— Task prompt —
Every record must be transcribed in its entirety, apart from the images, which are to be omitted.

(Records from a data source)
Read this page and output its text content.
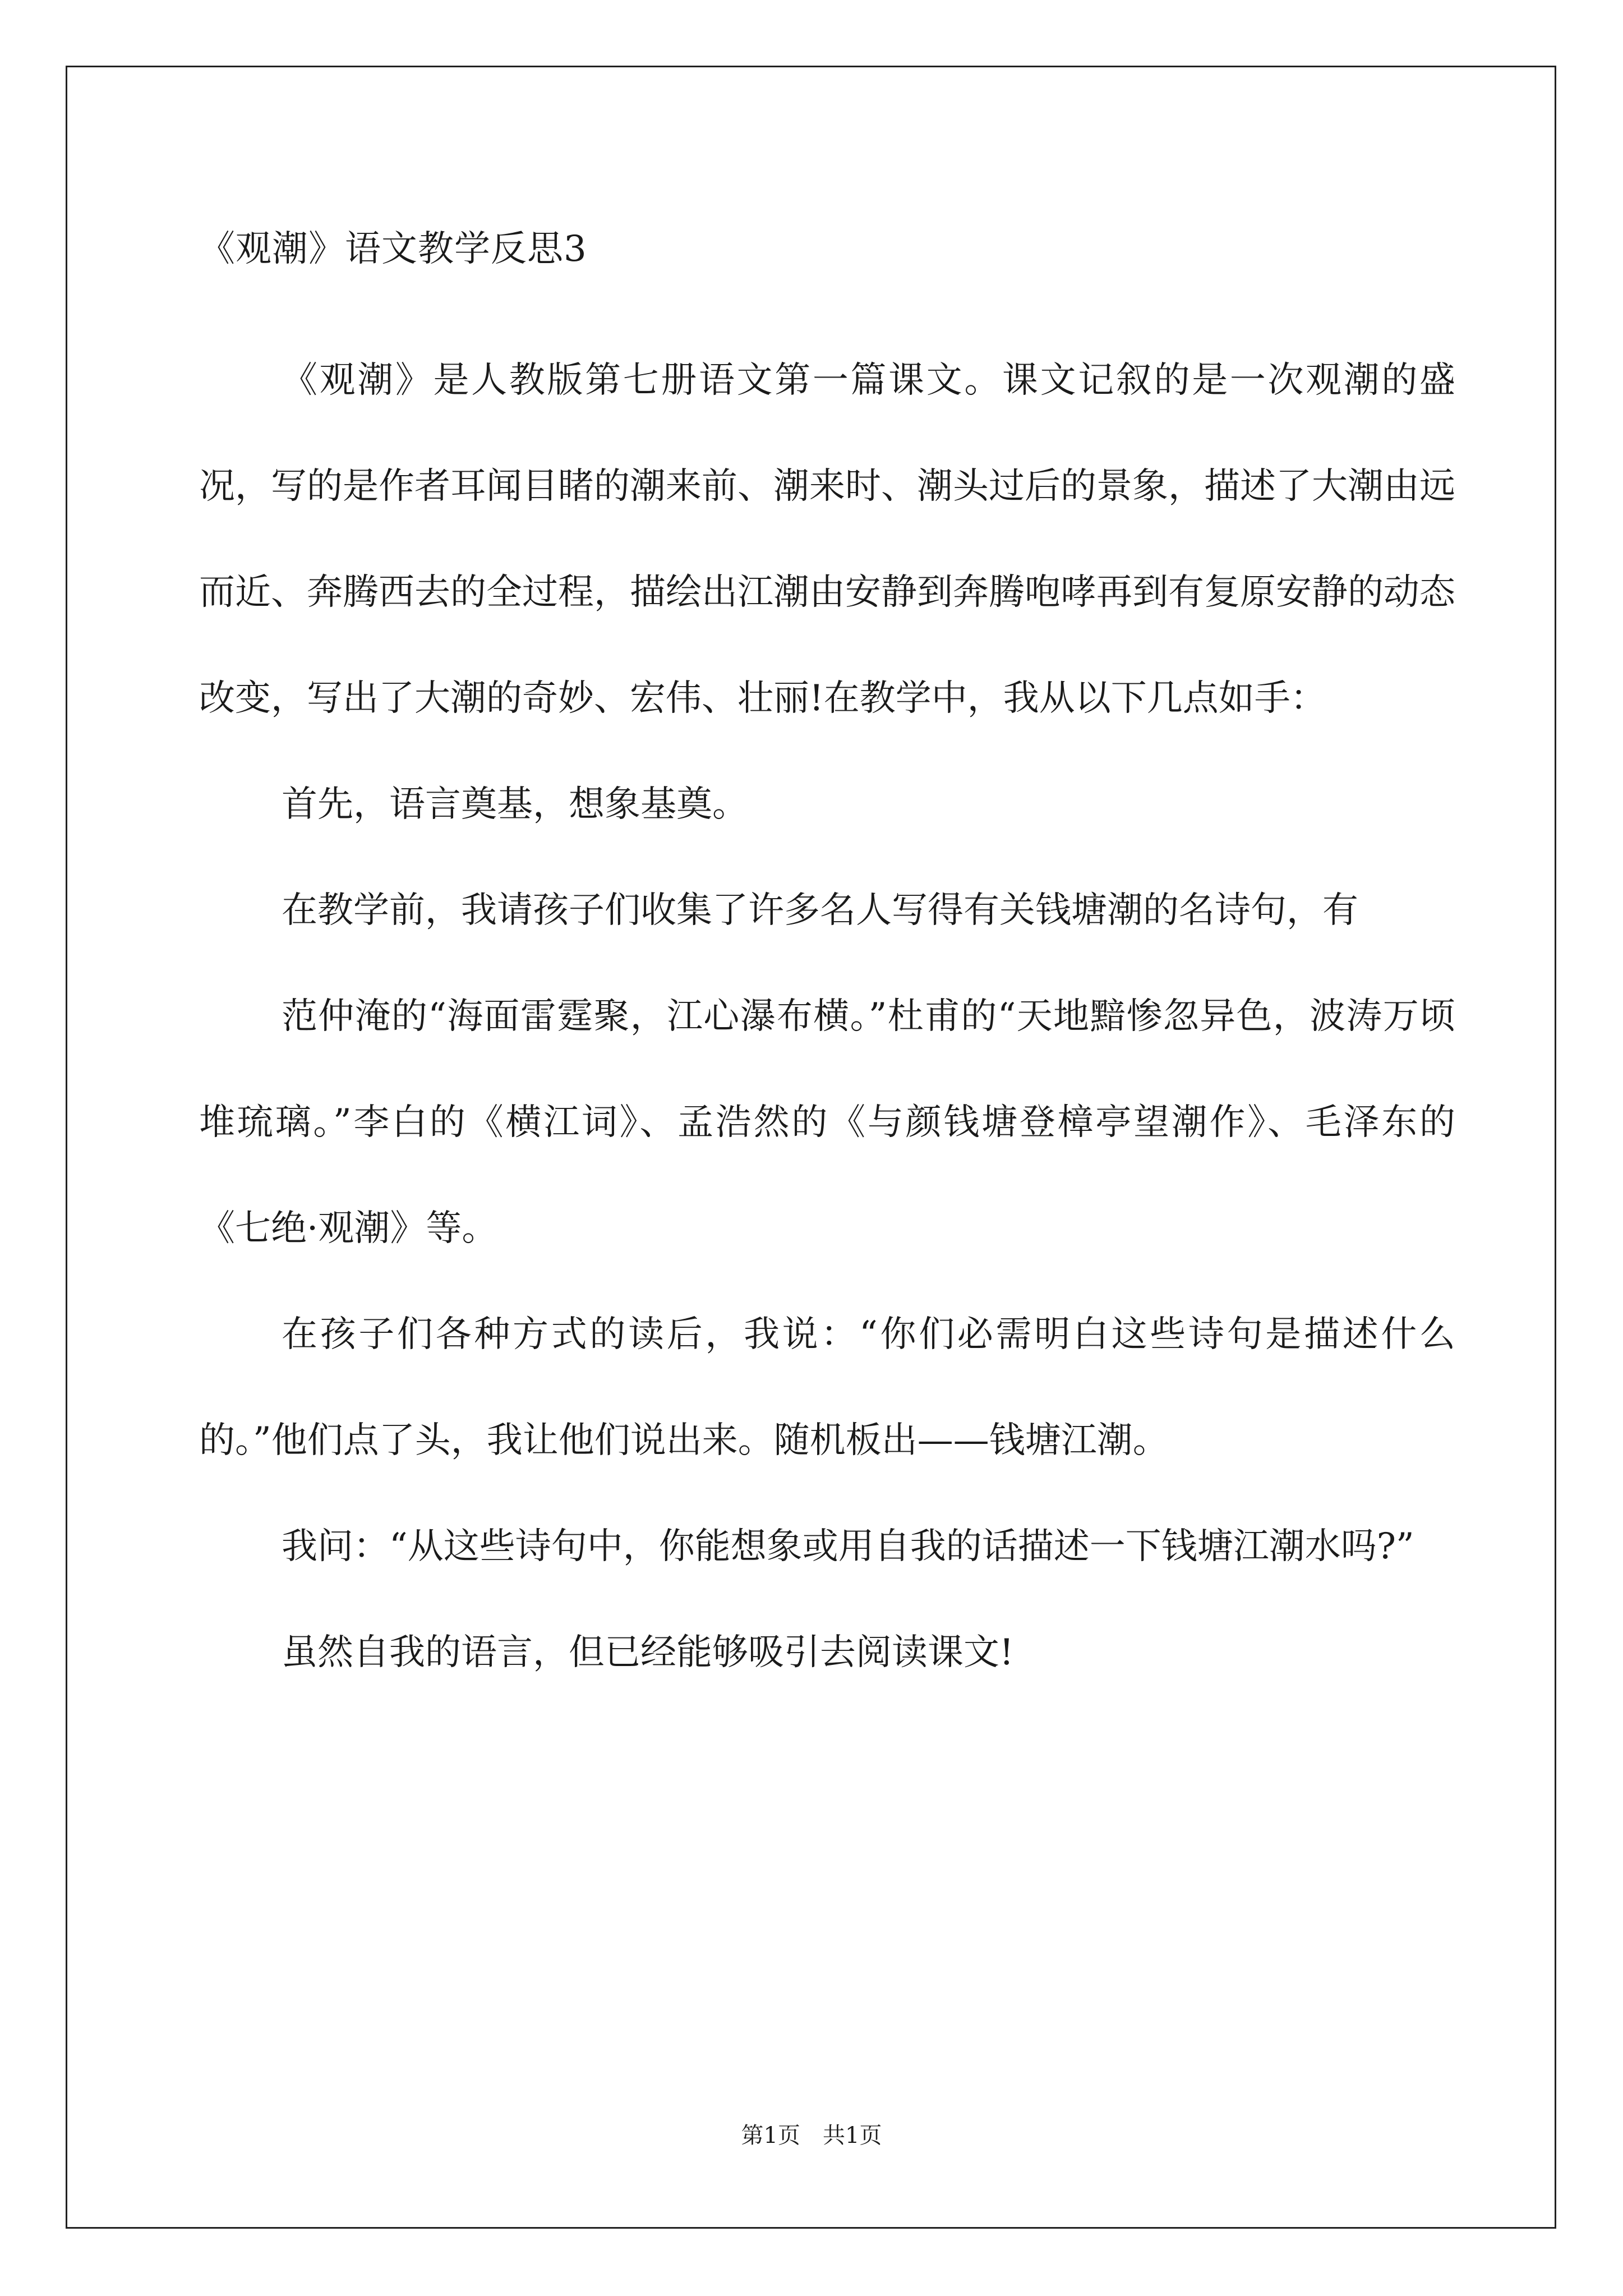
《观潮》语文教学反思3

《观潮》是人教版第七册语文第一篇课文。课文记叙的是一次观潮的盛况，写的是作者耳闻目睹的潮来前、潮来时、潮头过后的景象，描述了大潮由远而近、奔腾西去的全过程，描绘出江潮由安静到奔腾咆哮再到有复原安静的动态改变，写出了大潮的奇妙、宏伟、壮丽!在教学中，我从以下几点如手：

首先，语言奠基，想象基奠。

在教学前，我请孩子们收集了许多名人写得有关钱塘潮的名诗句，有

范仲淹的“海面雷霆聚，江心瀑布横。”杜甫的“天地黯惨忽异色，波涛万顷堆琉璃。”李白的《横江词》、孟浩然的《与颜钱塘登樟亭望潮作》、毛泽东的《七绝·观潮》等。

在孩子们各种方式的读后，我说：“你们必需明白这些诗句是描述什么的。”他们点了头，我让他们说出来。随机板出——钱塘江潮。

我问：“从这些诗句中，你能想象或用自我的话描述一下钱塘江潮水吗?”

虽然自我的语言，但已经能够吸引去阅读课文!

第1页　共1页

— Solution for this task —
Read this page and output its text content.
《观潮》语文教学反思3

《观潮》是人教版第七册语文第一篇课文。课文记叙的是一次观潮的盛况，写的是作者耳闻目睹的潮来前、潮来时、潮头过后的景象，描述了大潮由远而近、奔腾西去的全过程，描绘出江潮由安静到奔腾咆哮再到有复原安静的动态改变，写出了大潮的奇妙、宏伟、壮丽!在教学中，我从以下几点如手：

首先，语言奠基，想象基奠。

在教学前，我请孩子们收集了许多名人写得有关钱塘潮的名诗句，有

范仲淹的“海面雷霆聚，江心瀑布横。”杜甫的“天地黯惨忽异色，波涛万顷堆琉璃。”李白的《横江词》、孟浩然的《与颜钱塘登樟亭望潮作》、毛泽东的《七绝·观潮》等。

在孩子们各种方式的读后，我说：“你们必需明白这些诗句是描述什么的。”他们点了头，我让他们说出来。随机板出——钱塘江潮。

我问：“从这些诗句中，你能想象或用自我的话描述一下钱塘江潮水吗?”

虽然自我的语言，但已经能够吸引去阅读课文!

第1页　共1页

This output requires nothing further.